Image element box records
* * *
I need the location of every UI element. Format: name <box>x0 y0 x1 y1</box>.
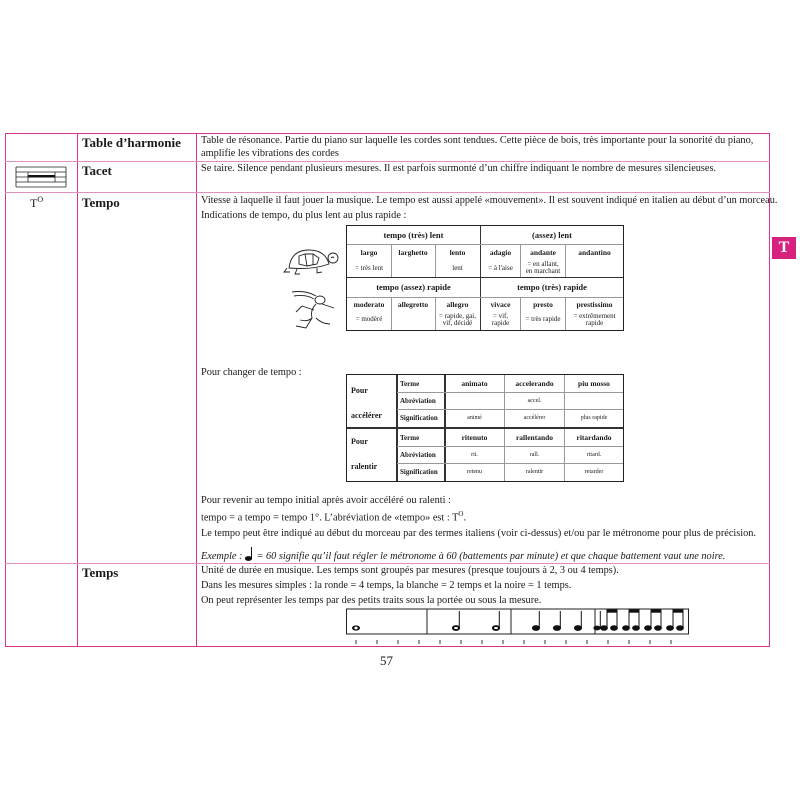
beats-staff-illustration <box>346 608 690 648</box>
example-rest: = 60 signifie qu’il faut régler le métronome à 60 (battements par minute) et que chaque battement vaut une noire. <box>256 551 726 562</box>
return-line-sup: O <box>458 510 464 518</box>
eighth-note-icons <box>601 610 684 630</box>
group-label: Pour <box>351 437 368 446</box>
tempo-name: allegretto <box>397 300 429 309</box>
rabbit-icon <box>286 288 338 330</box>
return-tempo-text: Pour revenir au tempo initial après avoir accéléré ou ralenti : <box>201 495 451 506</box>
page-number: 57 <box>380 653 393 668</box>
meaning-cell: retarder <box>584 469 604 475</box>
meaning-cell: retenu <box>467 469 482 475</box>
tempo-name: andantino <box>578 248 611 257</box>
tempo-name: vivace <box>490 300 511 309</box>
column-divider <box>77 133 78 647</box>
tempo-header: tempo (très) lent <box>383 230 444 240</box>
entry-term: Table d’harmonie <box>82 135 181 150</box>
meaning-cell: accélérer <box>523 415 546 421</box>
entry-text: Table de résonance. Partie du piano sur laquelle les cordes sont tendues. Cette pièce de bois, très importante pour la sonorité du piano, <box>201 135 754 146</box>
tempo-meaning: lent <box>452 264 463 272</box>
quarter-note-icon <box>593 608 603 636</box>
tempo-meaning: = rapide, gai, <box>439 312 476 320</box>
tempo-header: tempo (assez) rapide <box>376 282 451 292</box>
meaning-cell: plus rapide <box>580 415 608 421</box>
tempo-name: andante <box>530 248 556 257</box>
tacet-rest-icon <box>14 165 68 189</box>
beat-tick-marks <box>356 640 671 644</box>
symbol-sup: O <box>37 195 44 204</box>
term-cell: piu mosso <box>578 379 610 388</box>
abbrev-cell: rit. <box>471 452 478 458</box>
row-label: Signification <box>400 414 438 422</box>
change-tempo-intro: Pour changer de tempo : <box>201 367 302 378</box>
abbrev-cell: rall. <box>529 452 540 458</box>
tempo-name: largo <box>360 248 378 257</box>
term-cell: ritenuto <box>461 433 488 442</box>
half-note-icons <box>452 611 499 630</box>
tempo-meaning: = modéré <box>355 315 383 323</box>
row-label: Terme <box>400 380 420 388</box>
tempo-name: moderato <box>353 300 385 309</box>
tempo-name: allegro <box>446 300 469 309</box>
tempo-indications-table <box>346 225 624 331</box>
row-label: Terme <box>400 434 420 442</box>
example-prefix: Exemple : <box>201 551 243 562</box>
return-tempo-text <box>201 507 466 525</box>
entry-text: Dans les mesures simples : la ronde = 4 temps, la blanche = 2 temps et la noire = 1 temps. <box>201 580 572 591</box>
entry-text: On peut représenter les temps par des petits traits sous la portée ou sous la mesure. <box>201 595 542 606</box>
tempo-meaning: = très rapide <box>525 315 561 323</box>
tempo-meaning: rapide <box>491 319 510 327</box>
tempo-meaning: = vif, <box>492 312 509 320</box>
meaning-cell: animé <box>467 415 482 421</box>
section-tab-T[interactable]: T <box>772 237 796 259</box>
tempo-change-table <box>346 374 624 482</box>
turtle-icon <box>283 246 339 276</box>
row-divider <box>5 192 770 193</box>
tempo-header: tempo (très) rapide <box>517 282 587 292</box>
entry-text: Indications de tempo, du plus lent au plus rapide : <box>201 210 407 221</box>
row-label: Signification <box>400 468 438 476</box>
whole-note-icon <box>352 625 360 630</box>
entry-term: Tacet <box>82 163 112 178</box>
tempo-meaning: rapide <box>585 319 604 327</box>
metronome-text: Le tempo peut être indiqué au début du morceau par des termes italiens (voir ci-dessus) et/ou par le métronome pour plus de précision. <box>201 528 757 539</box>
return-line-main: tempo = a tempo = tempo 1°. L’abréviation de «tempo» est : T <box>201 512 459 524</box>
tempo-meaning: en marchant <box>525 267 561 275</box>
tempo-abbreviation-symbol <box>30 195 43 211</box>
tempo-meaning: = en allant, <box>527 260 559 268</box>
meaning-cell: ralentir <box>525 469 544 475</box>
entry-text: Se taire. Silence pendant plusieurs mesures. Il est parfois surmonté d’un chiffre indiquant le nombre de mesures silencieuses. <box>201 163 717 174</box>
tempo-meaning: vif, décidé <box>442 319 473 327</box>
tempo-name: larghetto <box>398 248 428 257</box>
term-cell: accelerando <box>515 379 554 388</box>
tempo-name: adagio <box>489 248 512 257</box>
abbrev-cell: accel. <box>527 398 542 404</box>
entry-text: Unité de durée en musique. Les temps sont groupés par mesures (presque toujours à 2, 3 ou 4 temps). <box>201 565 619 576</box>
row-label: Abréviation <box>400 397 436 405</box>
term-cell: animato <box>461 379 488 388</box>
group-label: accélérer <box>351 411 382 420</box>
term-cell: ritardando <box>576 433 612 442</box>
tempo-meaning: = extrêmement <box>573 312 616 320</box>
entry-term: Temps <box>82 565 119 580</box>
tempo-name: prestissimo <box>576 300 613 309</box>
return-line-end: . <box>463 512 467 524</box>
symbol-text: T <box>30 196 38 210</box>
group-label: ralentir <box>351 462 378 471</box>
abbrev-cell: ritard. <box>586 452 602 458</box>
tempo-name: lento <box>449 248 466 257</box>
tempo-header: (assez) lent <box>532 230 572 240</box>
row-label: Abréviation <box>400 451 436 459</box>
tempo-meaning: = à l'aise <box>488 264 513 272</box>
entry-term: Tempo <box>82 195 120 210</box>
column-divider <box>196 133 197 647</box>
example-text <box>201 547 725 564</box>
group-label: Pour <box>351 386 368 395</box>
tempo-meaning: = très lent <box>354 264 384 272</box>
entry-text: Vitesse à laquelle il faut jouer la musique. Le tempo est aussi appelé «mouvement». Il est souvent indiqué en italien au début d’un morceau. <box>201 195 778 206</box>
term-cell: rallentando <box>515 433 554 442</box>
entry-text: amplifie les vibrations des cordes <box>201 148 339 159</box>
quarter-note-icon <box>244 547 254 561</box>
tempo-name: presto <box>533 300 553 309</box>
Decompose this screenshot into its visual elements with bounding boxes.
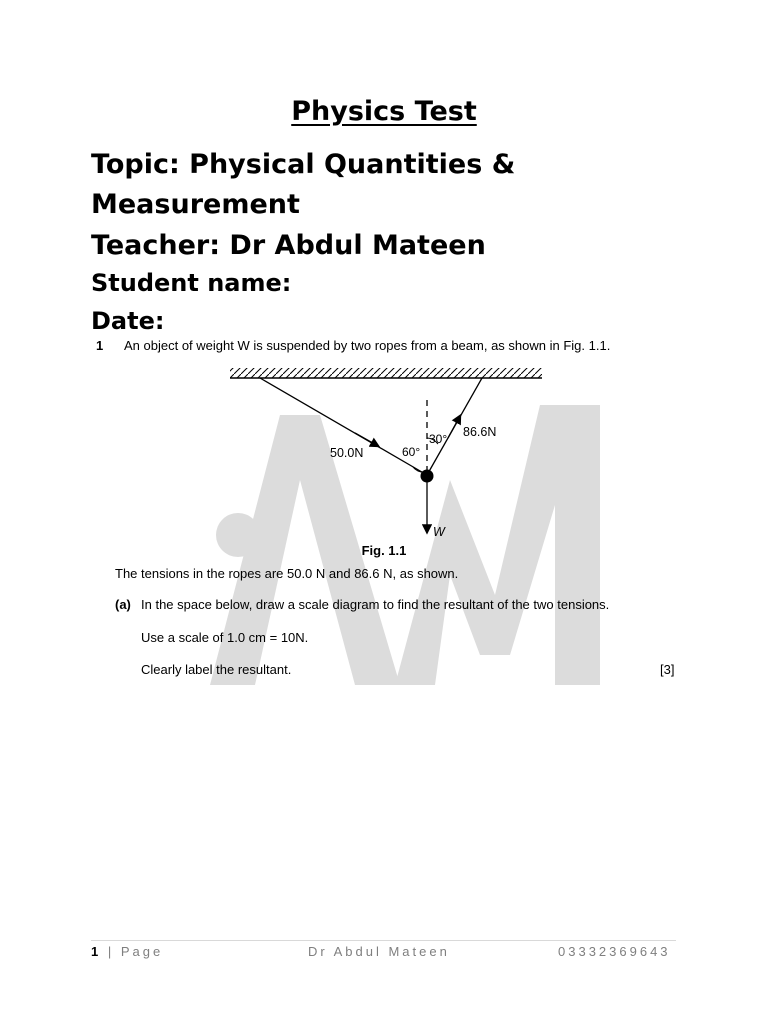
teacher-heading: Teacher: Dr Abdul Mateen xyxy=(91,230,486,261)
footer-divider xyxy=(91,940,676,941)
left-rope-arrow xyxy=(355,433,378,446)
figure-caption: Fig. 1.1 xyxy=(361,543,407,558)
angle-60-label: 60° xyxy=(402,445,421,459)
page-title: Physics Test xyxy=(291,96,477,127)
topic-heading-continued: Measurement xyxy=(91,189,300,220)
footer-page-number: 1 xyxy=(91,944,102,959)
left-rope xyxy=(260,378,427,475)
part-a-label-instruction: Clearly label the resultant. xyxy=(141,662,292,677)
topic-heading: Topic: Physical Quantities & xyxy=(91,149,516,180)
student-name-label: Student name: xyxy=(91,269,292,297)
question-number: 1 xyxy=(96,338,104,353)
angle-30-label: 30° xyxy=(429,432,448,446)
left-tension-label: 50.0N xyxy=(330,446,364,460)
part-a-label: (a) xyxy=(115,597,131,612)
right-tension-label: 86.6N xyxy=(463,425,497,439)
question-intro: An object of weight W is suspended by two ropes from a beam, as shown in Fig. 1.1. xyxy=(124,338,611,353)
tensions-statement: The tensions in the ropes are 50.0 N and 86.6 N, as shown. xyxy=(115,566,459,581)
right-rope-arrow xyxy=(448,416,460,438)
footer-phone: 03332369643 xyxy=(558,944,671,959)
weight-label: W xyxy=(433,525,445,539)
marks-indicator: [3] xyxy=(660,662,675,677)
part-a-scale: Use a scale of 1.0 cm = 10N. xyxy=(141,630,309,645)
footer-page xyxy=(91,944,163,959)
beam-hatching xyxy=(230,368,542,378)
force-diagram xyxy=(220,360,560,545)
date-label: Date: xyxy=(91,307,165,335)
suspended-object xyxy=(421,470,434,483)
footer-author: Dr Abdul Mateen xyxy=(308,944,450,959)
footer-page-word: | Page xyxy=(107,944,164,959)
part-a-instruction: In the space below, draw a scale diagram to find the resultant of the two tensions. xyxy=(141,597,610,612)
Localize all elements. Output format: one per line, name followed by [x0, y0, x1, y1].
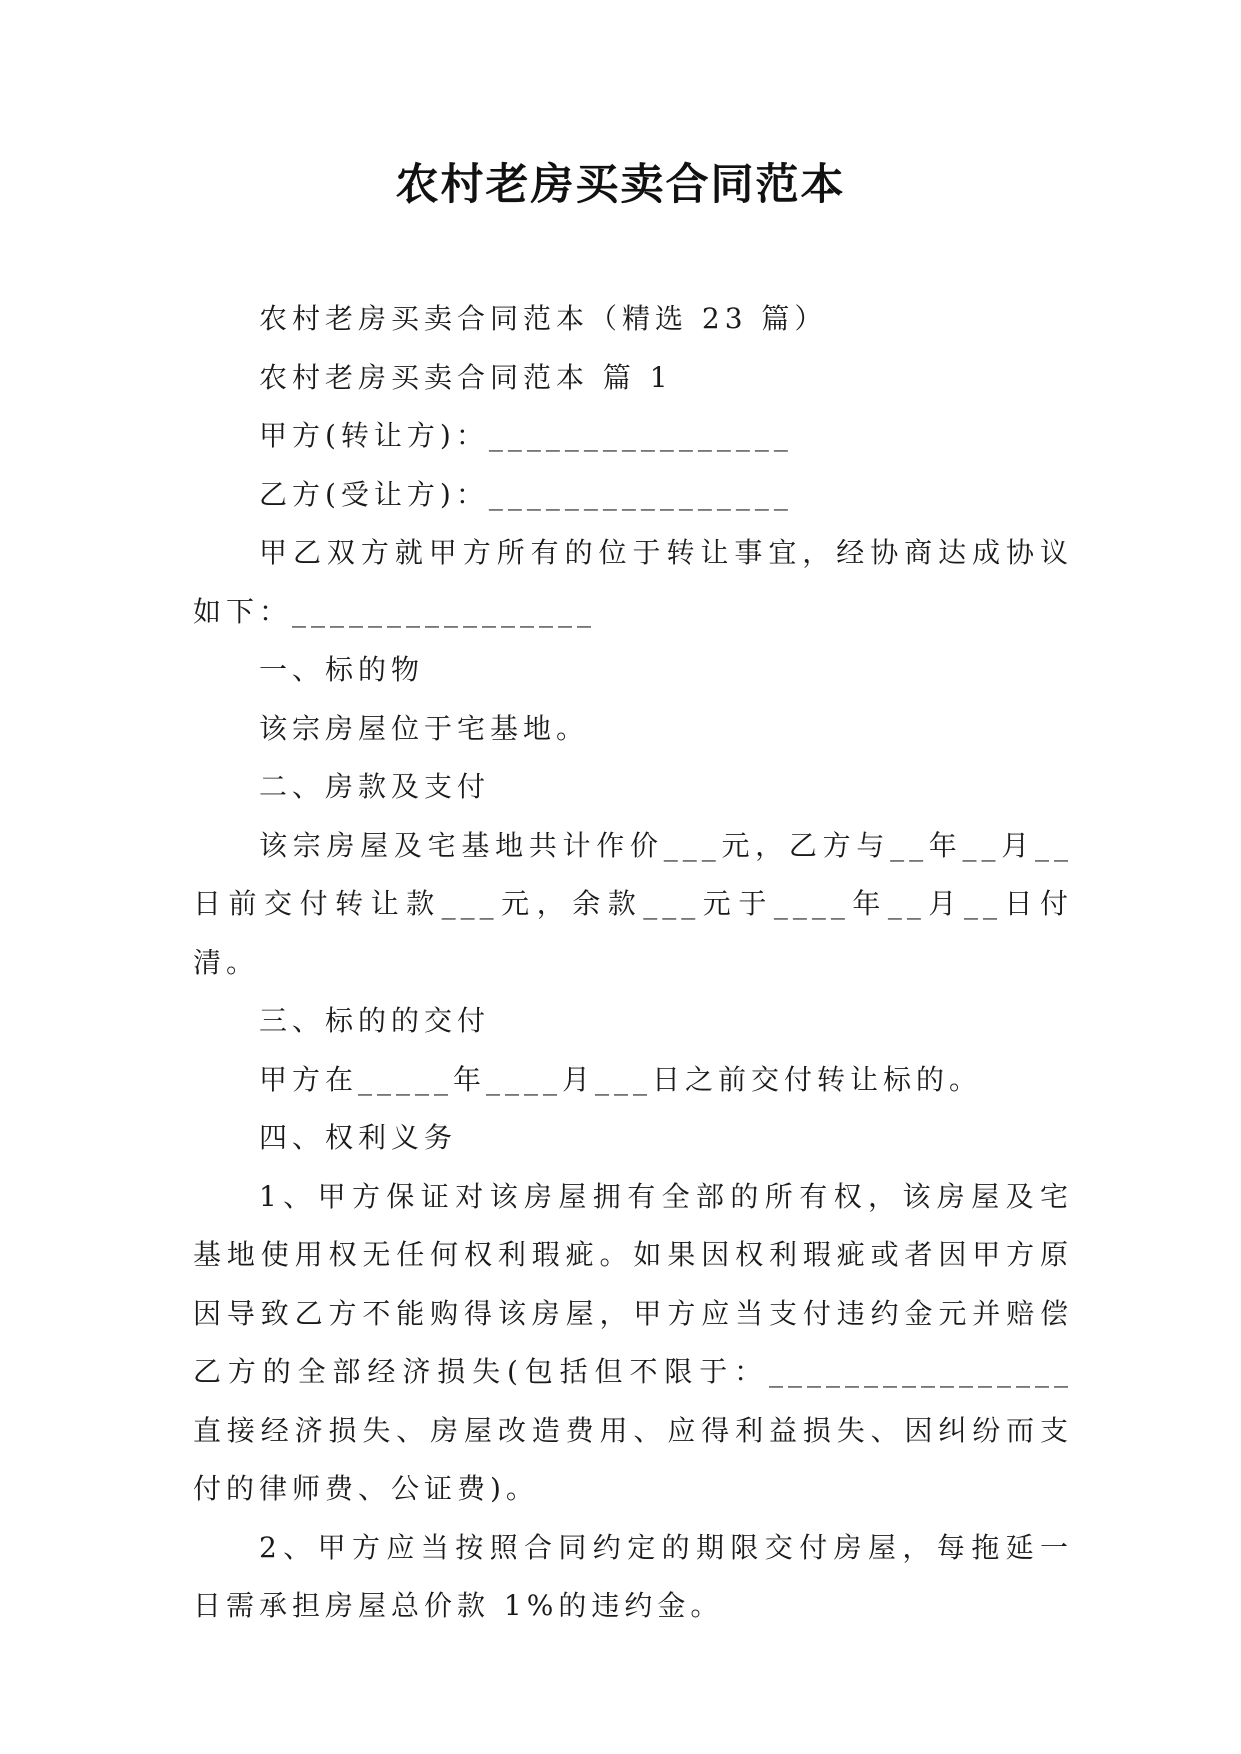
paragraph-agreement-intro: 甲乙双方就甲方所有的位于转让事宜，经协商达成协议如下：________________: [193, 536, 1073, 628]
paragraph-party-a: 甲方(转让方)：________________: [259, 419, 793, 452]
document-title: 农村老房买卖合同范本: [395, 160, 846, 210]
paragraph-payment-text: 该宗房屋及宅基地共计作价___元，乙方与__年__月__日前交付转让款___元，余款___元于____年__月__日付清。: [193, 828, 1073, 979]
paragraph-rights-2: 2、甲方应当按照合同约定的期限交付房屋，每拖延一日需承担房屋总价款 1%的违约金。: [193, 1530, 1073, 1622]
paragraph-heading-payment: 二、房款及支付: [259, 770, 491, 803]
paragraph-subject-text: 该宗房屋位于宅基地。: [259, 711, 590, 745]
paragraph-heading-subject: 一、标的物: [259, 653, 425, 686]
paragraph-party-b: 乙方(受让方)：________________: [259, 477, 793, 511]
paragraph-heading-delivery: 三、标的的交付: [259, 1004, 491, 1037]
paragraph-subtitle: 农村老房买卖合同范本（精选 23 篇）: [259, 302, 828, 335]
paragraph-rights-1: 1、甲方保证对该房屋拥有全部的所有权，该房屋及宅基地使用权无任何权利瑕疵。如果因权利瑕疵或者因甲方原因导致乙方不能购得该房屋，甲方应当支付违约金元并赔偿乙方的全部经济损失(包括但不限于：________________直接经济损失、房屋改造费用、应得利益损失、因纠纷而支付的律师费、公证费)。: [193, 1179, 1073, 1505]
paragraph-heading-rights: 四、权利义务: [259, 1121, 458, 1154]
document-body: [193, 290, 1073, 1636]
paragraph-delivery-text: 甲方在_____年____月___日之前交付转让标的。: [259, 1062, 983, 1096]
paragraph-section-heading: 农村老房买卖合同范本 篇 1: [259, 360, 673, 394]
* * *
EXERCISE REQUIREMENTS:
Copy out, word for word, the lines from the one containing "536, 1073, 628]" through the one containing "document-title: 农村老房买卖合同范本: [395, 160, 846, 210]", including both of those lines.

THE RESPONSE:
paragraph-agreement-intro: 甲乙双方就甲方所有的位于转让事宜，经协商达成协议如下：________________: [193, 536, 1073, 628]
paragraph-party-a: 甲方(转让方)：________________: [259, 419, 793, 452]
document-title: 农村老房买卖合同范本: [395, 160, 846, 210]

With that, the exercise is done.